_ASSIGNMENT_
Only lines holding "todo" are needed; copy each of them from the data below.

*** RECORDS FOR THIS EXERCISE ***

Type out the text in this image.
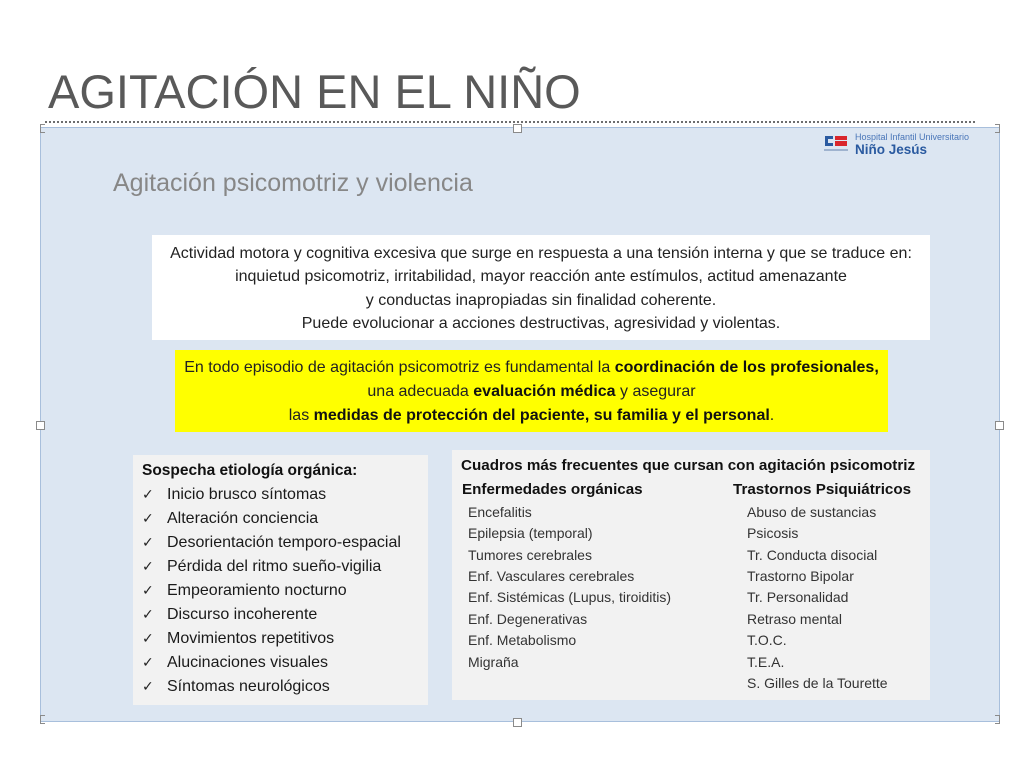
AGITACIÓN EN EL NIÑO
Hospital Infantil Universitario
Niño Jesús
Agitación psicomotriz y violencia
Actividad motora y cognitiva excesiva que surge en respuesta a una tensión interna y que se traduce en:
inquietud psicomotriz, irritabilidad, mayor reacción ante estímulos, actitud amenazante
y conductas inapropiadas sin finalidad coherente.
Puede evolucionar a acciones destructivas, agresividad y violentas.
En todo episodio de agitación psicomotriz es fundamental la coordinación de los profesionales,
una adecuada evaluación médica y asegurar
las medidas de protección del paciente, su familia y el personal.
Sospecha etiología orgánica:
✓Inicio brusco síntomas
✓Alteración conciencia
✓Desorientación temporo-espacial
✓Pérdida del ritmo sueño-vigilia
✓Empeoramiento nocturno
✓Discurso incoherente
✓Movimientos repetitivos
✓Alucinaciones visuales
✓Síntomas neurológicos
Cuadros más frecuentes que cursan con agitación psicomotriz
Enfermedades orgánicas
Encefalitis
Epilepsia (temporal)
Tumores cerebrales
Enf. Vasculares cerebrales
Enf. Sistémicas (Lupus, tiroiditis)
Enf. Degenerativas
Enf. Metabolismo
Migraña
Trastornos Psiquiátricos
Abuso de sustancias
Psicosis
Tr. Conducta disocial
Trastorno Bipolar
Tr. Personalidad
Retraso mental
T.O.C.
T.E.A.
S. Gilles de la Tourette
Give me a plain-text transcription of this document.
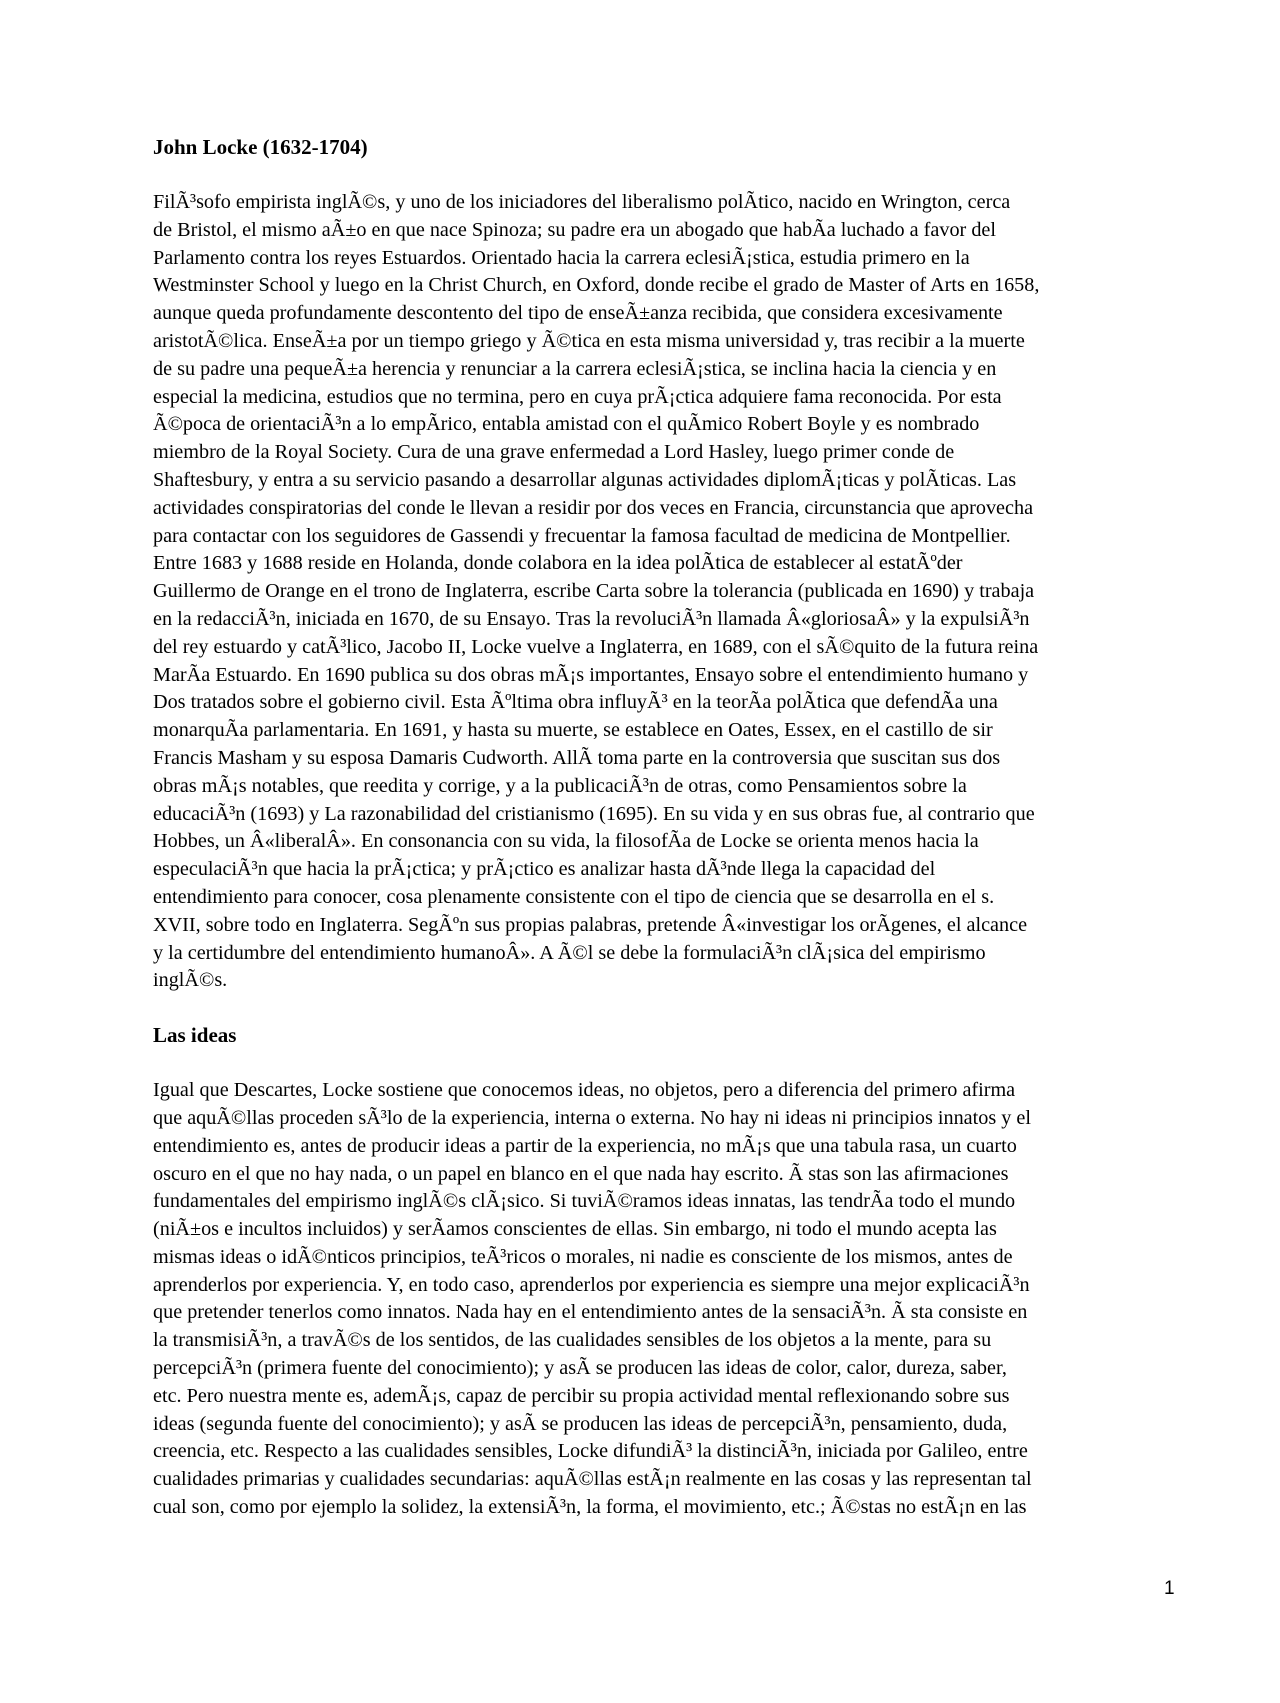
John Locke (1632-1704)

FilÃ³sofo empirista inglÃ©s, y uno de los iniciadores del liberalismo polÃtico, nacido en Wrington, cerca
de Bristol, el mismo aÃ±o en que nace Spinoza; su padre era un abogado que habÃa luchado a favor del
Parlamento contra los reyes Estuardos. Orientado hacia la carrera eclesiÃ¡stica, estudia primero en la
Westminster School y luego en la Christ Church, en Oxford, donde recibe el grado de Master of Arts en 1658,
aunque queda profundamente descontento del tipo de enseÃ±anza recibida, que considera excesivamente
aristotÃ©lica. EnseÃ±a por un tiempo griego y Ã©tica en esta misma universidad y, tras recibir a la muerte
de su padre una pequeÃ±a herencia y renunciar a la carrera eclesiÃ¡stica, se inclina hacia la ciencia y en
especial la medicina, estudios que no termina, pero en cuya prÃ¡ctica adquiere fama reconocida. Por esta
Ã©poca de orientaciÃ³n a lo empÃrico, entabla amistad con el quÃmico Robert Boyle y es nombrado
miembro de la Royal Society. Cura de una grave enfermedad a Lord Hasley, luego primer conde de
Shaftesbury, y entra a su servicio pasando a desarrollar algunas actividades diplomÃ¡ticas y polÃticas. Las
actividades conspiratorias del conde le llevan a residir por dos veces en Francia, circunstancia que aprovecha
para contactar con los seguidores de Gassendi y frecuentar la famosa facultad de medicina de Montpellier.
Entre 1683 y 1688 reside en Holanda, donde colabora en la idea polÃtica de establecer al estatÃºder
Guillermo de Orange en el trono de Inglaterra, escribe Carta sobre la tolerancia (publicada en 1690) y trabaja
en la redacciÃ³n, iniciada en 1670, de su Ensayo. Tras la revoluciÃ³n llamada Â«gloriosaÂ» y la expulsiÃ³n
del rey estuardo y catÃ³lico, Jacobo II, Locke vuelve a Inglaterra, en 1689, con el sÃ©quito de la futura reina
MarÃa Estuardo. En 1690 publica su dos obras mÃ¡s importantes, Ensayo sobre el entendimiento humano y
Dos tratados sobre el gobierno civil. Esta Ãºltima obra influyÃ³ en la teorÃa polÃtica que defendÃa una
monarquÃa parlamentaria. En 1691, y hasta su muerte, se establece en Oates, Essex, en el castillo de sir
Francis Masham y su esposa Damaris Cudworth. AllÃ toma parte en la controversia que suscitan sus dos
obras mÃ¡s notables, que reedita y corrige, y a la publicaciÃ³n de otras, como Pensamientos sobre la
educaciÃ³n (1693) y La razonabilidad del cristianismo (1695). En su vida y en sus obras fue, al contrario que
Hobbes, un Â«liberalÂ». En consonancia con su vida, la filosofÃa de Locke se orienta menos hacia la
especulaciÃ³n que hacia la prÃ¡ctica; y prÃ¡ctico es analizar hasta dÃ³nde llega la capacidad del
entendimiento para conocer, cosa plenamente consistente con el tipo de ciencia que se desarrolla en el s.
XVII, sobre todo en Inglaterra. SegÃºn sus propias palabras, pretende Â«investigar los orÃgenes, el alcance
y la certidumbre del entendimiento humanoÂ». A Ã©l se debe la formulaciÃ³n clÃ¡sica del empirismo
inglÃ©s.

Las ideas

Igual que Descartes, Locke sostiene que conocemos ideas, no objetos, pero a diferencia del primero afirma
que aquÃ©llas proceden sÃ³lo de la experiencia, interna o externa. No hay ni ideas ni principios innatos y el
entendimiento es, antes de producir ideas a partir de la experiencia, no mÃ¡s que una tabula rasa, un cuarto
oscuro en el que no hay nada, o un papel en blanco en el que nada hay escrito. Ã stas son las afirmaciones
fundamentales del empirismo inglÃ©s clÃ¡sico. Si tuviÃ©ramos ideas innatas, las tendrÃa todo el mundo
(niÃ±os e incultos incluidos) y serÃamos conscientes de ellas. Sin embargo, ni todo el mundo acepta las
mismas ideas o idÃ©nticos principios, teÃ³ricos o morales, ni nadie es consciente de los mismos, antes de
aprenderlos por experiencia. Y, en todo caso, aprenderlos por experiencia es siempre una mejor explicaciÃ³n
que pretender tenerlos como innatos. Nada hay en el entendimiento antes de la sensaciÃ³n. Ã sta consiste en
la transmisiÃ³n, a travÃ©s de los sentidos, de las cualidades sensibles de los objetos a la mente, para su
percepciÃ³n (primera fuente del conocimiento); y asÃ se producen las ideas de color, calor, dureza, saber,
etc. Pero nuestra mente es, ademÃ¡s, capaz de percibir su propia actividad mental reflexionando sobre sus
ideas (segunda fuente del conocimiento); y asÃ se producen las ideas de percepciÃ³n, pensamiento, duda,
creencia, etc. Respecto a las cualidades sensibles, Locke difundiÃ³ la distinciÃ³n, iniciada por Galileo, entre
cualidades primarias y cualidades secundarias: aquÃ©llas estÃ¡n realmente en las cosas y las representan tal
cual son, como por ejemplo la solidez, la extensiÃ³n, la forma, el movimiento, etc.; Ã©stas no estÃ¡n en las

1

*** End of RECORDS FOR THIS EXERCISE ***

_ANSWER TO THIS PROBLEM_
En todo episodio de agitación psicomotriz es fundamental la coordinación de los profesionales,
XVII, sobre todo en Inglaterra. SegÃºn sus propias palabras, pretende Â«investigar los orÃgenes, el alcance
fundamentales del empirismo inglÃ©s clÃ¡sico. Si tuviÃ©ramos ideas innatas, las tendrÃa todo el mundo
(niÃ±os e incultos incluidos) y serÃamos conscientes de ellas. Sin embargo, ni todo el mundo acepta las
aprenderlos por experiencia. Y, en todo caso, aprenderlos por experiencia es siempre una mejor explicaciÃ³n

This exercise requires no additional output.